> _RECORDS TO USE_:
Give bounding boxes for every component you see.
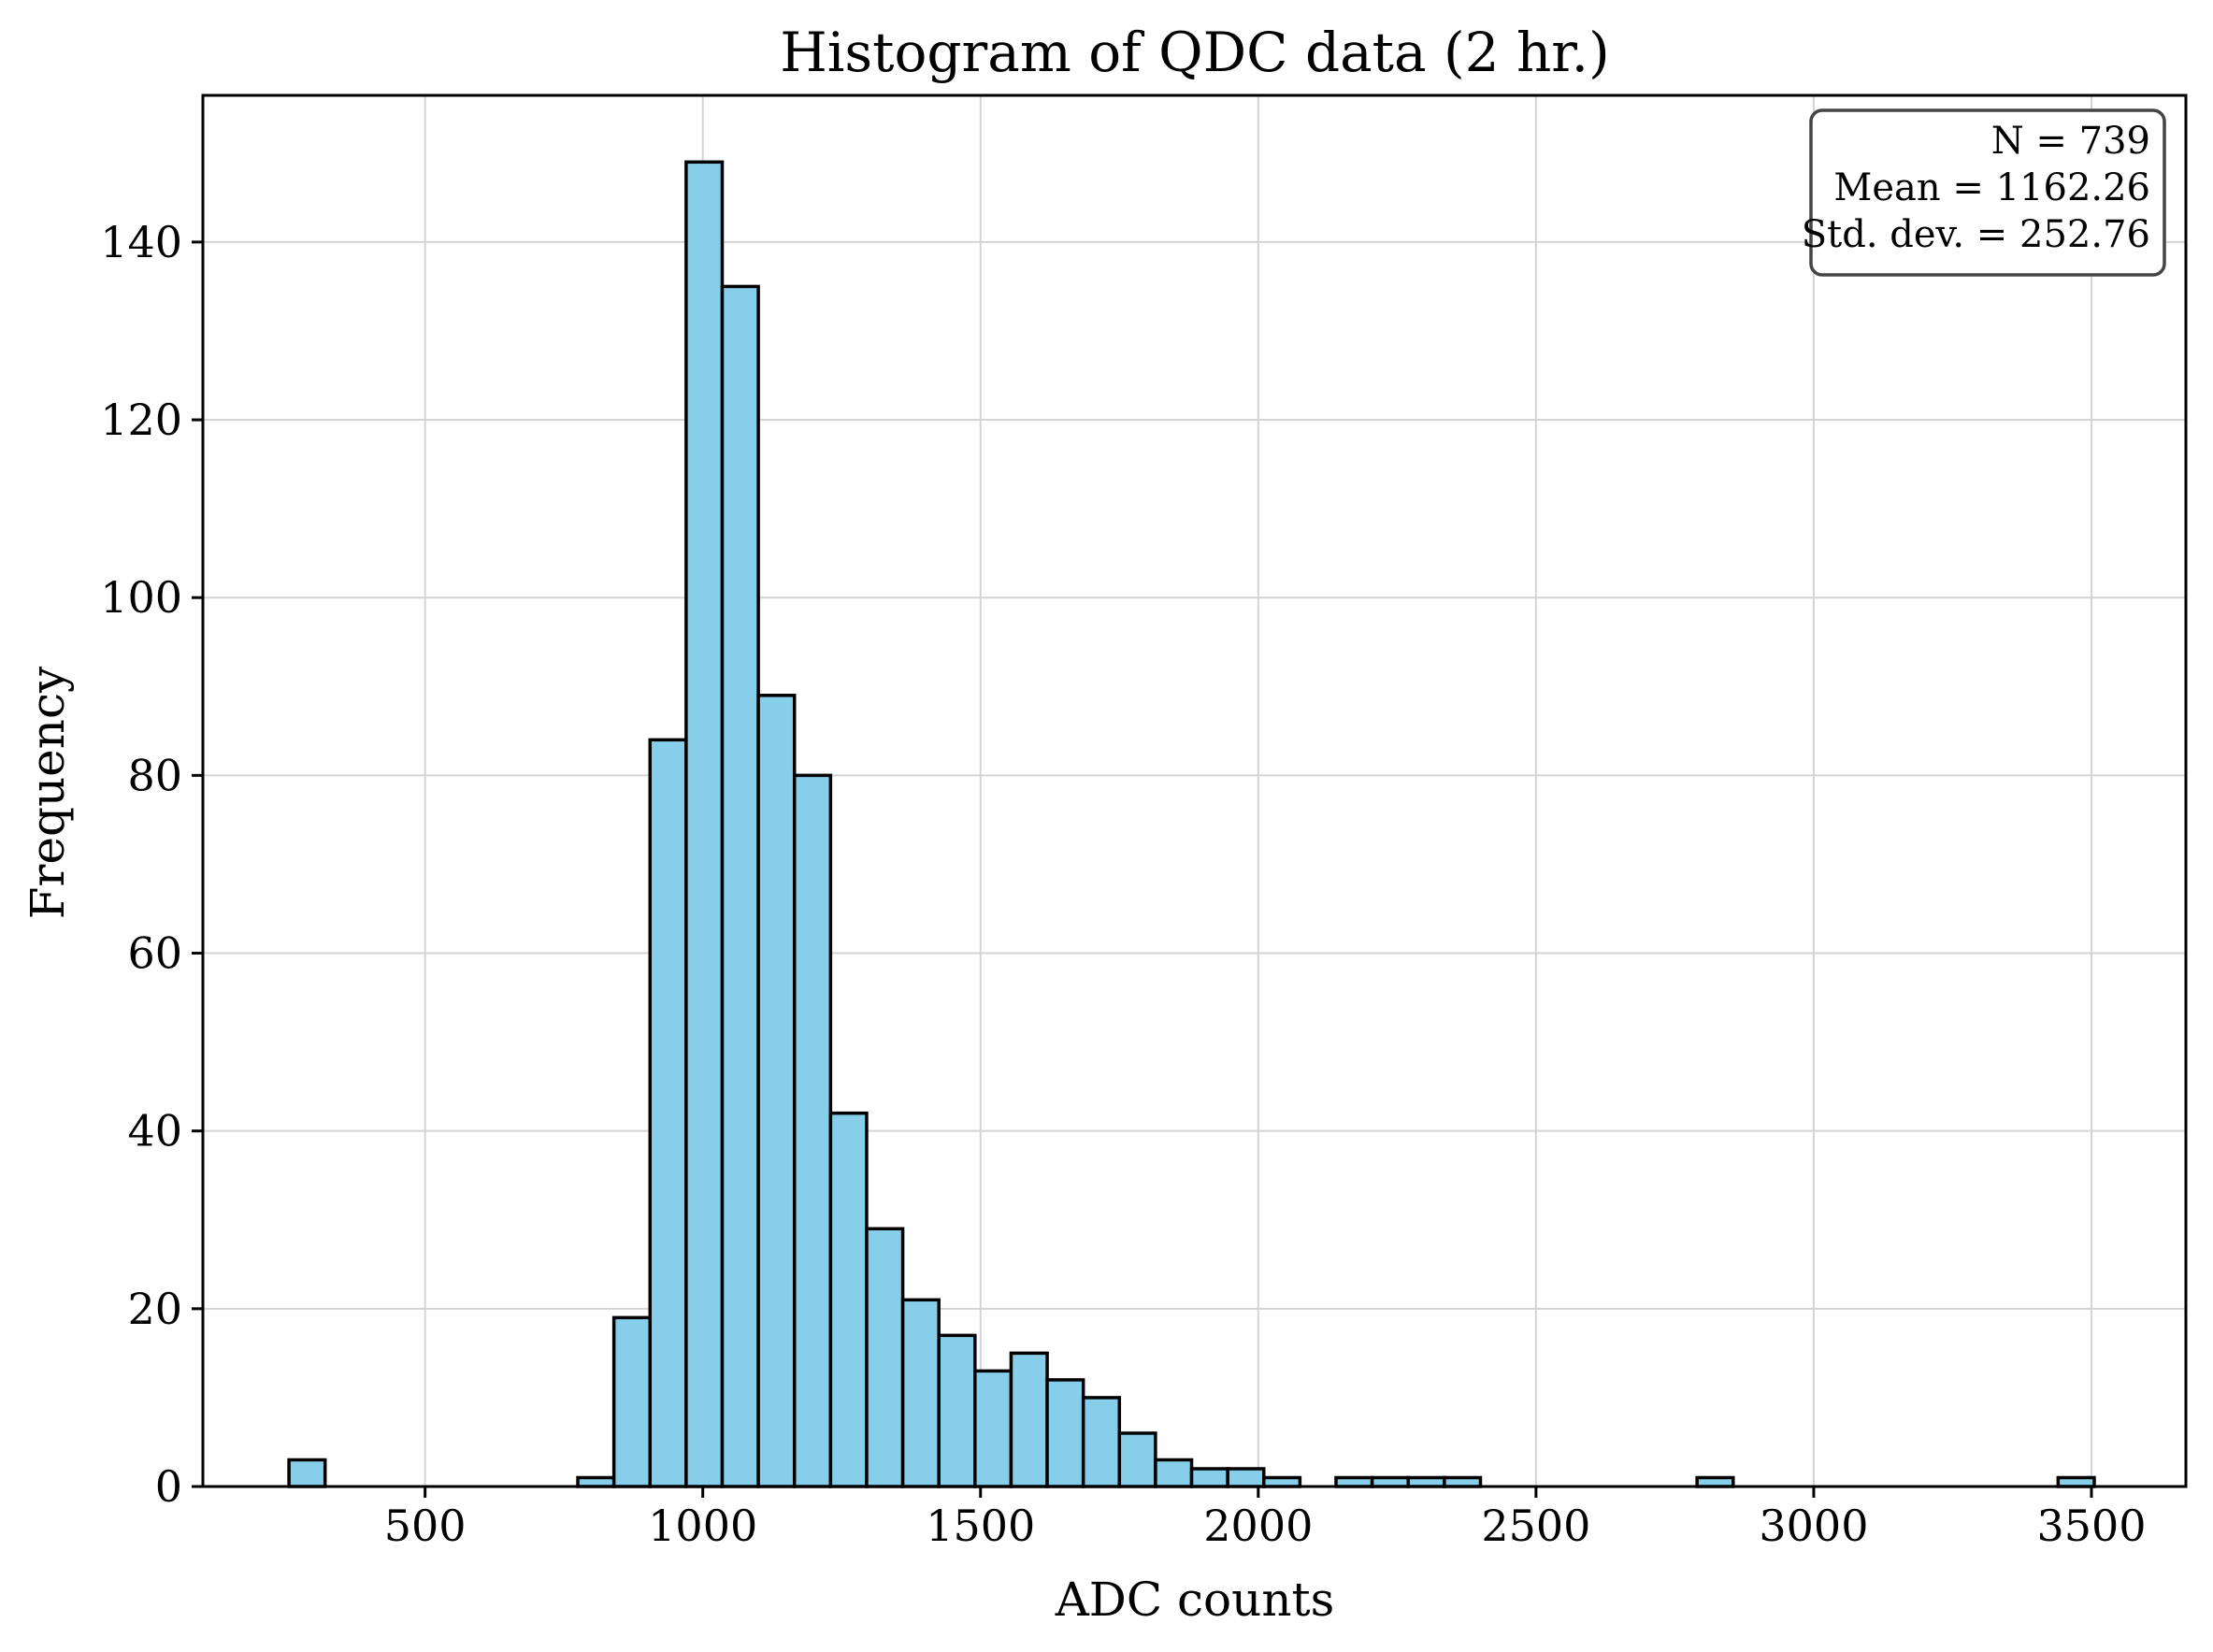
x-tick-label: 2000 — [1203, 1501, 1313, 1551]
histogram-bars — [287, 160, 2096, 1488]
stats-box-frame — [1809, 108, 2166, 277]
y-tick-label: 120 — [100, 395, 182, 445]
x-tick-label: 1500 — [926, 1501, 1035, 1551]
histogram-bar — [287, 1458, 327, 1488]
histogram-bar — [1081, 1396, 1122, 1488]
histogram-bar — [1226, 1467, 1266, 1488]
histogram-bar — [1009, 1351, 1049, 1488]
histogram-bar — [1189, 1467, 1229, 1488]
y-tick-label: 60 — [127, 928, 182, 979]
y-tick-label: 140 — [100, 217, 182, 267]
histogram-bar — [756, 694, 797, 1488]
histogram-bar — [648, 738, 688, 1488]
histogram-bar — [1154, 1458, 1194, 1488]
y-tick-label: 40 — [127, 1106, 182, 1156]
y-tick-label: 80 — [127, 750, 182, 800]
x-tick-label: 1000 — [648, 1501, 757, 1551]
chart-title: Histogram of QDC data (2 hr.) — [780, 21, 1609, 84]
x-tick-label: 3500 — [2036, 1501, 2146, 1551]
grid-lines — [203, 95, 2186, 1487]
plot-area-frame — [201, 93, 2188, 1488]
histogram-bar — [720, 284, 760, 1488]
histogram-bar — [973, 1369, 1013, 1488]
histogram-bar — [611, 1315, 653, 1488]
axis-ticks: 500 1000 1500 2000 2500 3000 3500 0 20 40 60 80 100 1… — [100, 217, 2146, 1551]
histogram-bar — [792, 773, 833, 1488]
histogram-bar — [828, 1111, 869, 1488]
stats-box: N = 739 Mean = 1162.26 Std. dev. = 252.7… — [1802, 108, 2166, 277]
y-tick-label: 0 — [155, 1461, 182, 1512]
stats-count: N = 739 — [1991, 120, 2150, 163]
stats-mean: Mean = 1162.26 — [1833, 166, 2150, 209]
histogram-bar — [1045, 1378, 1085, 1488]
y-tick-label: 100 — [100, 572, 182, 623]
histogram-bar — [900, 1298, 941, 1488]
histogram-bar — [1117, 1431, 1157, 1488]
y-axis-label: Frequency — [21, 666, 75, 919]
y-tick-label: 20 — [127, 1284, 182, 1334]
x-tick-label: 500 — [384, 1501, 467, 1551]
x-tick-label: 2500 — [1481, 1501, 1590, 1551]
histogram-bar — [937, 1333, 977, 1488]
x-axis-label: ADC counts — [1055, 1573, 1335, 1627]
x-tick-label: 3000 — [1759, 1501, 1868, 1551]
histogram-bar — [865, 1227, 905, 1488]
stats-std-dev: Std. dev. = 252.76 — [1802, 213, 2150, 256]
histogram-bar — [684, 160, 725, 1488]
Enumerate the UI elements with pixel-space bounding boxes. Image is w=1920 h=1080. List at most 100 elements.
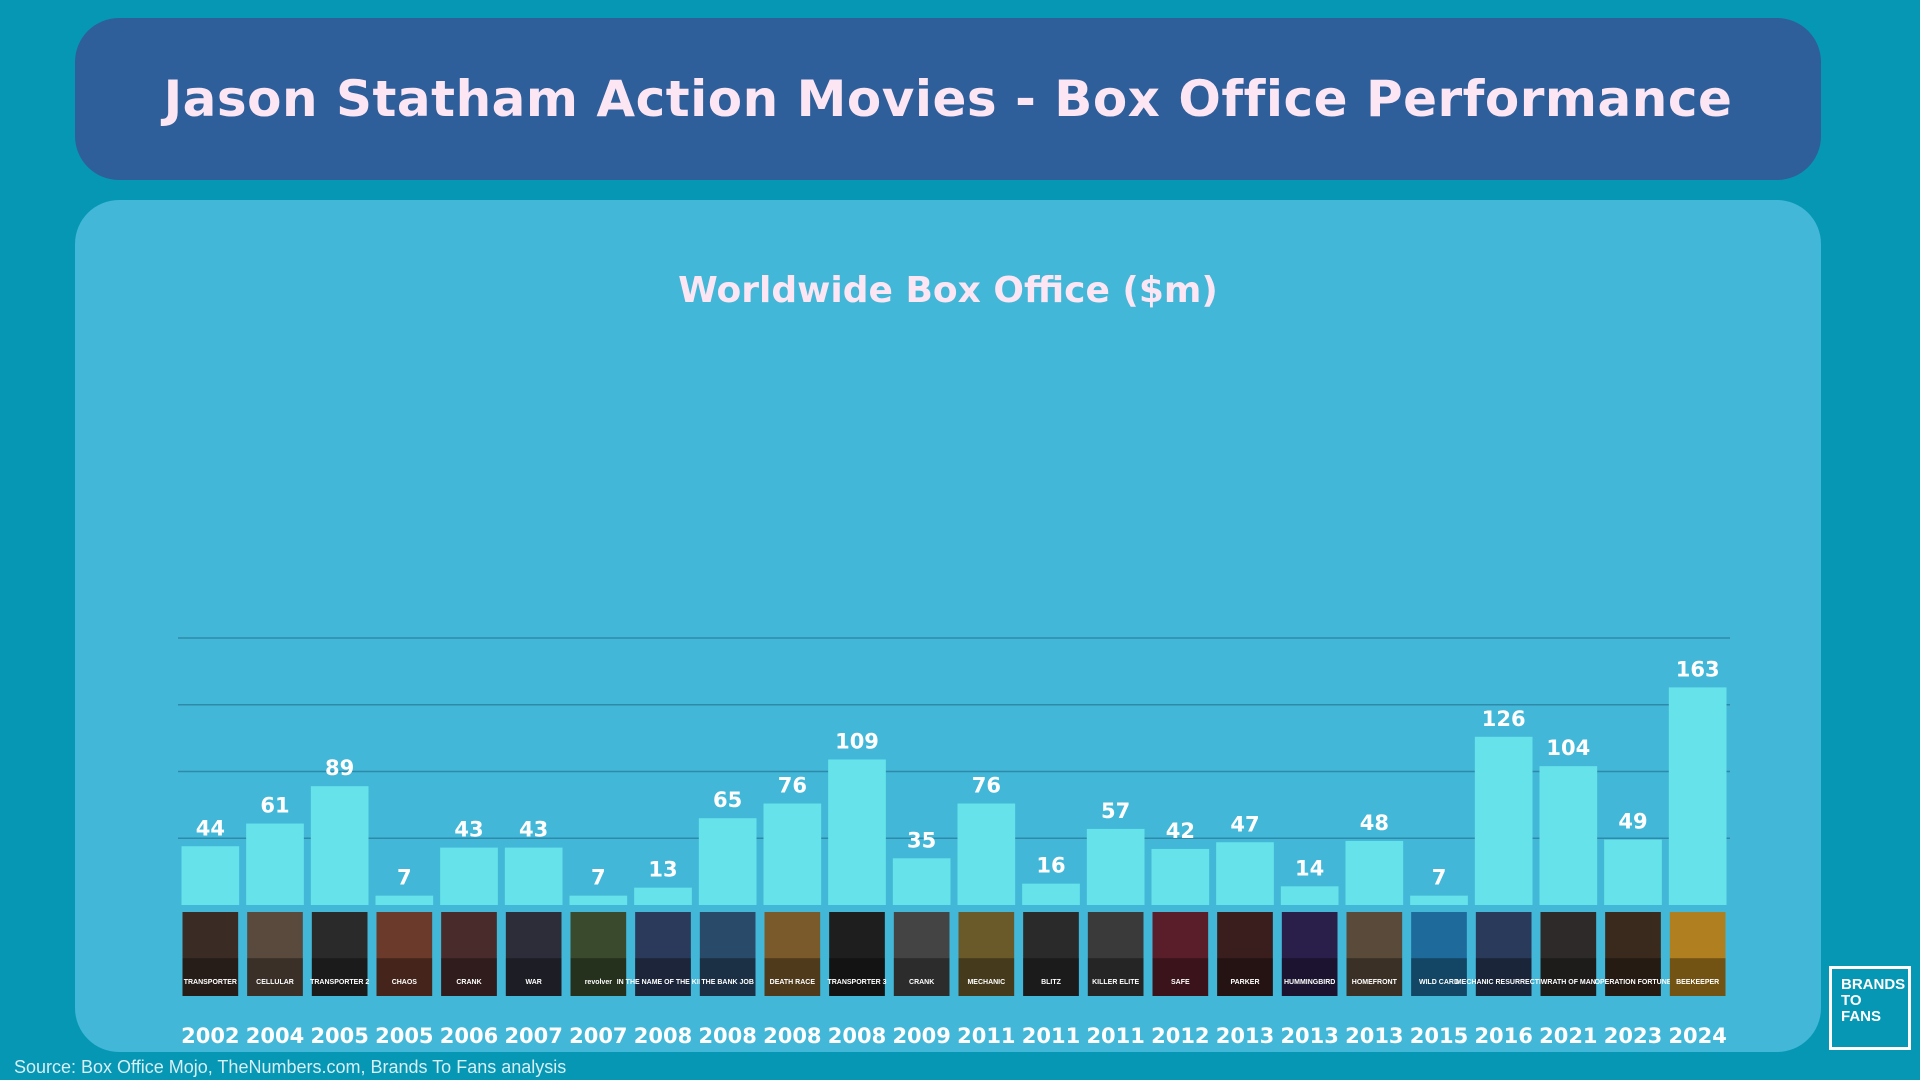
bar	[1474, 736, 1533, 905]
brand-logo: BRANDS TO FANS	[1829, 966, 1911, 1050]
x-tick-label: 2009	[892, 1024, 950, 1048]
x-tick-label: 2011	[1022, 1024, 1080, 1048]
poster-shade	[376, 958, 433, 996]
x-tick-label: 2006	[440, 1024, 498, 1048]
poster-shade	[893, 958, 950, 996]
poster-caption: THE BANK JOB	[701, 979, 754, 986]
bar	[246, 823, 304, 905]
data-label: 7	[591, 866, 606, 890]
data-label: 57	[1101, 799, 1130, 823]
x-tick-label: 2015	[1410, 1024, 1468, 1048]
x-tick-label: 2012	[1151, 1024, 1209, 1048]
poster-caption: HUMMINGBIRD	[1284, 979, 1335, 986]
movie-poster	[505, 912, 562, 996]
poster-shade	[764, 958, 821, 996]
data-label: 7	[1432, 866, 1447, 890]
data-label: 89	[325, 756, 354, 780]
movie-poster	[764, 912, 821, 996]
movie-poster	[893, 912, 950, 996]
movie-poster	[311, 912, 368, 996]
data-label: 43	[454, 818, 483, 842]
bar	[569, 895, 628, 905]
data-label: 42	[1166, 819, 1195, 843]
data-label: 126	[1482, 707, 1526, 731]
data-label: 76	[778, 774, 807, 798]
bar	[957, 803, 1016, 905]
poster-shade	[1281, 958, 1338, 996]
poster-shade	[829, 958, 885, 996]
bar	[763, 803, 822, 905]
poster-shade	[1023, 958, 1079, 996]
bar	[504, 847, 563, 905]
data-label: 7	[397, 866, 412, 890]
bar	[310, 786, 369, 905]
movie-poster	[1152, 912, 1209, 996]
bar	[698, 818, 757, 905]
poster-caption: OPERATION FORTUNE	[1595, 979, 1672, 986]
poster-shade	[1087, 958, 1144, 996]
movie-poster	[570, 912, 627, 996]
poster-caption: PARKER	[1230, 979, 1259, 986]
movie-poster	[182, 912, 239, 996]
x-tick-label: 2013	[1216, 1024, 1274, 1048]
x-tick-label: 2002	[181, 1024, 239, 1048]
data-label: 76	[972, 774, 1001, 798]
x-tick-label: 2016	[1474, 1024, 1532, 1048]
poster-shade	[1605, 958, 1661, 996]
poster-caption: BEEKEEPER	[1676, 979, 1719, 986]
bar	[1086, 828, 1145, 905]
data-label: 35	[907, 828, 936, 852]
poster-shade	[1669, 958, 1726, 996]
source-note: Source: Box Office Mojo, TheNumbers.com,…	[14, 1057, 567, 1077]
poster-caption: CELLULAR	[256, 979, 294, 986]
x-tick-label: 2021	[1539, 1024, 1597, 1048]
x-tick-label: 2008	[828, 1024, 886, 1048]
title-banner: Jason Statham Action Movies - Box Office…	[75, 18, 1821, 180]
logo-line: TO	[1841, 992, 1862, 1009]
x-tick-label: 2005	[310, 1024, 368, 1048]
movie-poster	[1605, 912, 1661, 996]
movie-poster	[1540, 912, 1597, 996]
movie-poster	[1475, 912, 1532, 996]
poster-shade	[441, 958, 497, 996]
x-tick-label: 2013	[1280, 1024, 1338, 1048]
movie-poster	[1346, 912, 1403, 996]
poster-caption: WAR	[525, 979, 541, 986]
data-label: 104	[1546, 736, 1590, 760]
poster-caption: WRATH OF MAN	[1541, 979, 1596, 986]
data-label: 44	[196, 816, 225, 840]
data-label: 43	[519, 818, 548, 842]
x-tick-label: 2007	[504, 1024, 562, 1048]
movie-poster	[699, 912, 756, 996]
data-label: 16	[1036, 854, 1065, 878]
data-label: 14	[1295, 856, 1324, 880]
poster-caption: CRANK	[909, 979, 934, 986]
bar	[375, 895, 434, 905]
bar	[1022, 883, 1080, 905]
poster-shade	[1217, 958, 1273, 996]
bar	[634, 887, 692, 905]
poster-shade	[182, 958, 239, 996]
poster-shade	[1411, 958, 1467, 996]
poster-shade	[1540, 958, 1597, 996]
poster-caption: TRANSPORTER 2	[310, 979, 369, 986]
poster-caption: HOMEFRONT	[1352, 979, 1398, 986]
x-tick-label: 2004	[246, 1024, 304, 1048]
poster-shade	[958, 958, 1015, 996]
poster-caption: IN THE NAME OF THE KING	[617, 979, 710, 986]
movie-poster	[1281, 912, 1338, 996]
poster-caption: TRANSPORTER 3	[827, 979, 886, 986]
poster-shade	[505, 958, 562, 996]
data-label: 49	[1618, 810, 1647, 834]
movie-poster	[958, 912, 1015, 996]
movie-poster	[1217, 912, 1273, 996]
data-label: 109	[835, 729, 879, 753]
chart-title: Worldwide Box Office ($m)	[678, 270, 1218, 311]
data-label: 65	[713, 788, 742, 812]
poster-caption: revolver	[585, 979, 613, 986]
bar	[1410, 895, 1468, 905]
data-label: 163	[1676, 657, 1720, 681]
poster-caption: TRANSPORTER	[184, 979, 237, 986]
poster-caption: MECHANIC RESURRECTION	[1456, 979, 1552, 986]
poster-caption: MECHANIC	[967, 979, 1005, 986]
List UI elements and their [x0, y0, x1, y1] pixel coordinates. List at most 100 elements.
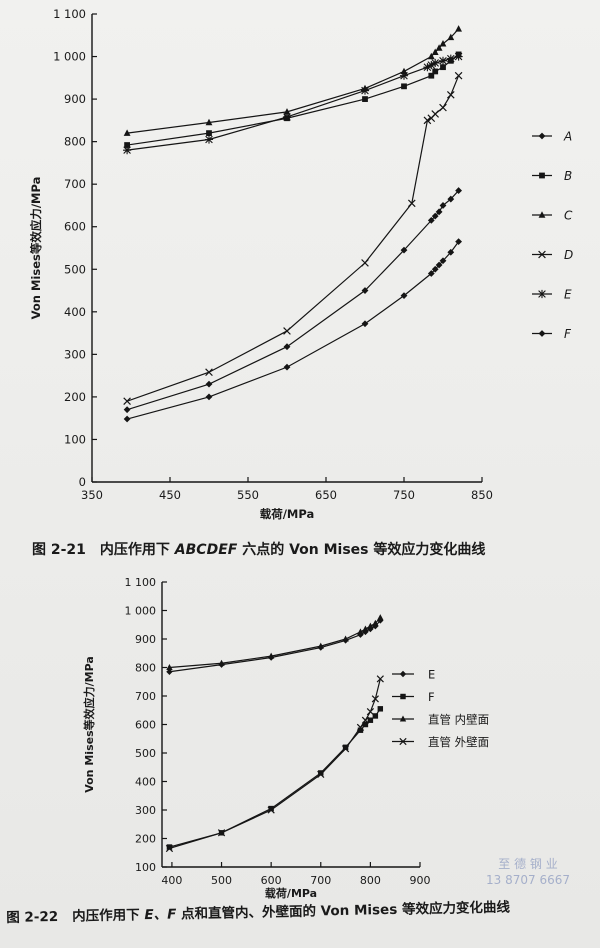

> _WHAT THIS TASK INVOLVES_: Rewrite the stretch of the records from the line containing "736, 1533, 905]" through the line containing "1024, 1209, 1048]", replacing "poster-shade" with "poster-overlay" and keeping everything else the same.

> _FINISHED ANSWER_:
bar	[1474, 736, 1533, 905]
brand-logo: BRANDS TO FANS	[1829, 966, 1911, 1050]
x-tick-label: 2009	[892, 1024, 950, 1048]
x-tick-label: 2011	[1022, 1024, 1080, 1048]
poster-overlay	[376, 958, 433, 996]
x-tick-label: 2006	[440, 1024, 498, 1048]
poster-overlay	[893, 958, 950, 996]
poster-caption: THE BANK JOB	[701, 979, 754, 986]
bar	[246, 823, 304, 905]
data-label: 7	[591, 866, 606, 890]
data-label: 57	[1101, 799, 1130, 823]
x-tick-label: 2015	[1410, 1024, 1468, 1048]
x-tick-label: 2012	[1151, 1024, 1209, 1048]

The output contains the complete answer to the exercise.